Task details:
Copy each line of the entries that contains the word "parental".
──────────────────────────────
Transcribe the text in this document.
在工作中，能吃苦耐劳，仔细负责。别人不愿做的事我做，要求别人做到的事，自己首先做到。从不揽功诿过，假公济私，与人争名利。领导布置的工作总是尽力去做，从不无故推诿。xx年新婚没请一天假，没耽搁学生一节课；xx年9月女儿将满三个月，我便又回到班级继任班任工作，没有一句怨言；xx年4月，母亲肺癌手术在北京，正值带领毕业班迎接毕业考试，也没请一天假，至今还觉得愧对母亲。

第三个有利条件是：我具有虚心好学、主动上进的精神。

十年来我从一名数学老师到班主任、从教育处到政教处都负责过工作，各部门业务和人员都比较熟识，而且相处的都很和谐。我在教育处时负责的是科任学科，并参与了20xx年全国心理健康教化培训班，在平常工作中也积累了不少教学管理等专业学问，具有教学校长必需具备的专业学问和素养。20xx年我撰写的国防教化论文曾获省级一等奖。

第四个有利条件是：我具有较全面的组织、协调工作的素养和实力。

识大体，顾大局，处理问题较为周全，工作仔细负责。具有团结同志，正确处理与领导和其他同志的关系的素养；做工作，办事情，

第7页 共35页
──────────────────────────────
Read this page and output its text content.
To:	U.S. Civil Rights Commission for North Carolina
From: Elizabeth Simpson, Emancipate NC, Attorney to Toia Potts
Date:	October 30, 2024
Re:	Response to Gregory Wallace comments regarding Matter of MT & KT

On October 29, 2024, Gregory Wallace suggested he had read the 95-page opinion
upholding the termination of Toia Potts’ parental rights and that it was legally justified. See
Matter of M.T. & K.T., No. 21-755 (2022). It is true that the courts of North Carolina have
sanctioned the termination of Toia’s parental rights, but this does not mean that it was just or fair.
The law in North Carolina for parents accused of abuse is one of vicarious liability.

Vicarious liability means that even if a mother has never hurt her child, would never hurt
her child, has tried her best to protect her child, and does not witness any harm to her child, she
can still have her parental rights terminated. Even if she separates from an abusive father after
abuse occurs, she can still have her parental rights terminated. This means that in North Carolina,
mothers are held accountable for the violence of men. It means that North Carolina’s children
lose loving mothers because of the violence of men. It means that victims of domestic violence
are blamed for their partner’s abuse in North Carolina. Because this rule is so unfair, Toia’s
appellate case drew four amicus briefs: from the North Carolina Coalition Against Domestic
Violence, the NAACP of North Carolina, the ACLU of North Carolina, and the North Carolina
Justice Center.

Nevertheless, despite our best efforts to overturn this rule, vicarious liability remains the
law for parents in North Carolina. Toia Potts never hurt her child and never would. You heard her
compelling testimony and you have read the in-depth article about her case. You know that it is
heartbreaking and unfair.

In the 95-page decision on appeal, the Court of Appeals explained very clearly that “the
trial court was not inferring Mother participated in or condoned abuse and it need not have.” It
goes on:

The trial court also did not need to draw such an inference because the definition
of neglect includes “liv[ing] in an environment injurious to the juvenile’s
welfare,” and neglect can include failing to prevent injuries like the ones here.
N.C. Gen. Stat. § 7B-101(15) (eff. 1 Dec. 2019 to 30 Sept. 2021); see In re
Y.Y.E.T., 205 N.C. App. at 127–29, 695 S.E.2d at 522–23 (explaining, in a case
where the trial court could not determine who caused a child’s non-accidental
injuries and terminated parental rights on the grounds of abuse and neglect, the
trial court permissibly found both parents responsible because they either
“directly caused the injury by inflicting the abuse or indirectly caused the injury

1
──────────────────────────────
The result:
upholding the termination of Toia Potts’ parental rights and that it was legally justified. See
sanctioned the termination of Toia’s parental rights, but this does not mean that it was just or fair.
can still have her parental rights terminated. Even if she separates from an abusive father after
abuse occurs, she can still have her parental rights terminated. This means that in North Carolina,
injuries and terminated parental rights on the grounds of abuse and neglect, the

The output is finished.